### PROBLEMS AND TASKS
1 - Answer these questions from the article on the principal's presence and supervision:
(a) Before the era of accountability, what two duties were of primary importance for the principal?
(b) What new role does the article say the principal of the 21st century has embraced?
(c) At which school is Principal Pete Hall shown entertaining a group of students?
2 - Write a continuation of the article on the principal's presence and supervision, starting right after its last sentence.

Voices from the Field: The Principal's Presence and Supervision to Improve Teaching

by Peter A. Hall
Published in SEDL Letter Volume XVII, Number 2, Leadership for Learning
Photo of Peter A. Hall

A long time ago, in a galaxy far, far away from the heightened accountability standards, increased public scrutiny, and pressure to improve student achievement, the school principal served primarily as a manager and facilitator. Maintaining order and overseeing the operation of the school facility were of primary importance. Meanwhile, the teachers taught and the students learned. Or not.

Now, in the era of accountability, principals face challenges heretofore unseen, with schools facing sanctions for under-performance, with drastic changes in the education landscape of the country, and with the future of our society riding on each educational decision, the school principal forges a path in uncharted territory. There is nothing simple about the most important position in American education. The principal is arguably the single most influential individual in any given school.

The principal of the 21st century has embraced a new role: educational leader. With the growth and achievement of children as the focal point of all practices and decisions, the principal relies almost exclusively on the school’s teachers. And teachers, the principal’s most valuable assets, require and deserve more than management; they need strong relationships, individual attention, consistent support, fair treatment, and accurate feedback. In short, they need active supervision based entirely upon their own and their collective improvement.

The following principles and structures off er some guidelines for exacting a measure of coordination between the work of the school administrator and the growth of today’s teachers. The school principal is key, and these ideas will show how the principal’s presence and supervision can indeed influence and improve teaching.

Be There

Photo of Peter A. Hall

Do not mess with the principal. Principal Pete Hall entertains a group of students at Anderson Elementary School, Reno, Nevada.

Perhaps the most elemental component of an achievement-minded educational leader is the most obvious, yet it remains frequently overlooked in the hectic whirlwind we call the principalship. It is presence, physical and otherwise.

The principal’s active, engaged presence yields more dividends than would seem reasonable. To wit:

  1. Awareness. Here is a defining question: Where is the action, in the office or on the campus grounds? If you answered “the office,” you have a better chance of catching a javelin than you do of being a successful principal. The principal should be where the action is, which is where the students are—in the classrooms, around the campus, on the playground, in the cafeteria, and on the swing set. Only by observing the students in their element can one truly understand their experiences, feel their existence, and know the goings-on of the entire school. And there is no substitute for that knowledge.

### EXCERPTED RECORDS

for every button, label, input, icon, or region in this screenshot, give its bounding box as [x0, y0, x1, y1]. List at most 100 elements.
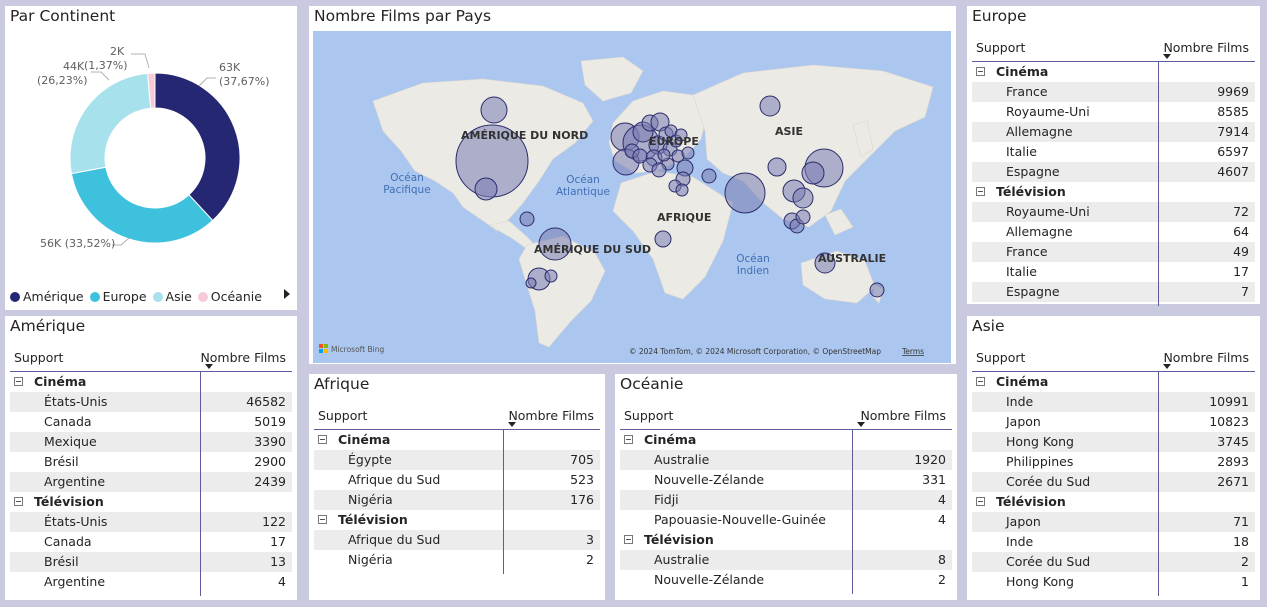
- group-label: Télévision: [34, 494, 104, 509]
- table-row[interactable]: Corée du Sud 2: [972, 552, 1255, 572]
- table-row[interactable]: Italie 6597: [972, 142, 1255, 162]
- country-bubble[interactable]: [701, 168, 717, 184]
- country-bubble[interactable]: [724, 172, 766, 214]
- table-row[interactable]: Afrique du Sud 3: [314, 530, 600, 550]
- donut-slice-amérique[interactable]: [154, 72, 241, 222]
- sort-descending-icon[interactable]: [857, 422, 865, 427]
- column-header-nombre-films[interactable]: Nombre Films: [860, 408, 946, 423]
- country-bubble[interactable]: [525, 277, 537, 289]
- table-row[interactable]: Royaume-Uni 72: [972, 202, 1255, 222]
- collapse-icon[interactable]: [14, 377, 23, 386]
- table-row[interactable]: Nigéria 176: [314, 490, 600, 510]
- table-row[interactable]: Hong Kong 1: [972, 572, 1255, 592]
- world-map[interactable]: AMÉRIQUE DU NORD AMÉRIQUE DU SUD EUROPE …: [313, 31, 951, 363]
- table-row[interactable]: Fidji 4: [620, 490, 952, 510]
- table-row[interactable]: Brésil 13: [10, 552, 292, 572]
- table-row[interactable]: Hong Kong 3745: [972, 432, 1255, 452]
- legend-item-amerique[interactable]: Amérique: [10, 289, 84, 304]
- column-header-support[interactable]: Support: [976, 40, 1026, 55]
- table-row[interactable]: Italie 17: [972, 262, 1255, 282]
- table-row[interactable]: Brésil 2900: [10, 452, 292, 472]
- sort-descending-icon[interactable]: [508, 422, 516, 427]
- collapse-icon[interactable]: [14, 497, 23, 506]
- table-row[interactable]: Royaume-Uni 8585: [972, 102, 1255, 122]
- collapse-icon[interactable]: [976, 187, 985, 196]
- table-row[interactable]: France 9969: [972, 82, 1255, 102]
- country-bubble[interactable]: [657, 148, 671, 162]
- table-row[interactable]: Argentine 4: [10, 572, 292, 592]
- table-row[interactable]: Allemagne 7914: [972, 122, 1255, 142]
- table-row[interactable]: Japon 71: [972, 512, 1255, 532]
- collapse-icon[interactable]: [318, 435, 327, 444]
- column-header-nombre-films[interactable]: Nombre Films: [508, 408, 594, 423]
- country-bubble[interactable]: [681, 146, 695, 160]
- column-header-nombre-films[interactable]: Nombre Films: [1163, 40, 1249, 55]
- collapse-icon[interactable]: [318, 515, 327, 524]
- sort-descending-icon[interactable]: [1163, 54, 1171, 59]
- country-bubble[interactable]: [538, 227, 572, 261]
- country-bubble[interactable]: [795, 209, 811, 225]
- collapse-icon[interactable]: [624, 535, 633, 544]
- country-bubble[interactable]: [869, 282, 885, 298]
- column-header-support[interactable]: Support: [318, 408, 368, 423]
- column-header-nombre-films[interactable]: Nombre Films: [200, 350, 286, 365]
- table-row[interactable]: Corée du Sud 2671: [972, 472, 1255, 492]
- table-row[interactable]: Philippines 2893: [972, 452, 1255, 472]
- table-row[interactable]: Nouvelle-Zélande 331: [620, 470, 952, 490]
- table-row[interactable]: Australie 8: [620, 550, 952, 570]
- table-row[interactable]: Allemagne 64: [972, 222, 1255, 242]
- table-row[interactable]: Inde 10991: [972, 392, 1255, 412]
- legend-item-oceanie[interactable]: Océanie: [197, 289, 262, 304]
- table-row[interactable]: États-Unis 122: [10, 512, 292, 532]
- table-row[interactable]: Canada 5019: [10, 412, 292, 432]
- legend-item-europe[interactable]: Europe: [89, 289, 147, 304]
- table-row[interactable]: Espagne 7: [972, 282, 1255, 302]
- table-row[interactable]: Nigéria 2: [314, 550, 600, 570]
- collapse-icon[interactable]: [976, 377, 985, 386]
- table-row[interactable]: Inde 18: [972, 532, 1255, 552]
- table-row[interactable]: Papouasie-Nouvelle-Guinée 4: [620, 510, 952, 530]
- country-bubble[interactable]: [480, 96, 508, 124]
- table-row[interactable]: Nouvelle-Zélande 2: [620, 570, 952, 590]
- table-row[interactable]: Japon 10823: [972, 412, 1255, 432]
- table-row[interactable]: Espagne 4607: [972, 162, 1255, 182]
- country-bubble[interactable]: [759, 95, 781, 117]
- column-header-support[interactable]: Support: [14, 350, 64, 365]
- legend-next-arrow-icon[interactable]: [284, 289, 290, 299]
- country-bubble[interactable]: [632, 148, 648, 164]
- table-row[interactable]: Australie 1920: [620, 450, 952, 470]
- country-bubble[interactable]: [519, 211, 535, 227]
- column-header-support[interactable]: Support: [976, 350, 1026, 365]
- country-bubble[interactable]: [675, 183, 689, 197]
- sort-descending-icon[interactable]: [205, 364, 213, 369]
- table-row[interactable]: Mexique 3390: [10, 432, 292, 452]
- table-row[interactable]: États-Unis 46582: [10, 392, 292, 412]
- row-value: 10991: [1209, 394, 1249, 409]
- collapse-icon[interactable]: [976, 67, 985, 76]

### ANSWERS GIVEN
1 -
(a) Maintaining order and overseeing the operation of the school facility.
(b) Educational leader.
(c) Anderson Elementary School in Reno, Nevada.

2 -
  2. Visibility. A highly visible principal may lose the luster of mystery and intrigue among the constituents—but this is not the CIA. Contrary to conventional wisdom, most people actually enjoy seeing the principal around campus, covering recess duties, walking through classrooms, and loitering in the foyer. Visibility breeds reassurance and familiarity, while at the same time offering a healthy dose of fear and order. It has been said that when a principal walks into a room, it has the same effect as seeing a state trooper pulling onto the highway—the students straighten up and “take their foot off the gas,” even if they weren’t speeding (er, misbehaving).
  3. Clarity. As we know from science, increased blood flow and oxygen improves brain functioning. So why stay cooped up in an office all day and diminish the brain’s capacity? Walk briskly down every hallway, check the perimeter fences, kick a soccer ball with a group of second-graders during recess, or scan the entire courtyard for loose change. Move about, and do so frequently. Put ludicrous numbers on your hip pedometer, burn some calories, and clarify your thinking. All the while you will be increasing your awareness and your visibility, so the physical boost of daily exercise is an added bonus.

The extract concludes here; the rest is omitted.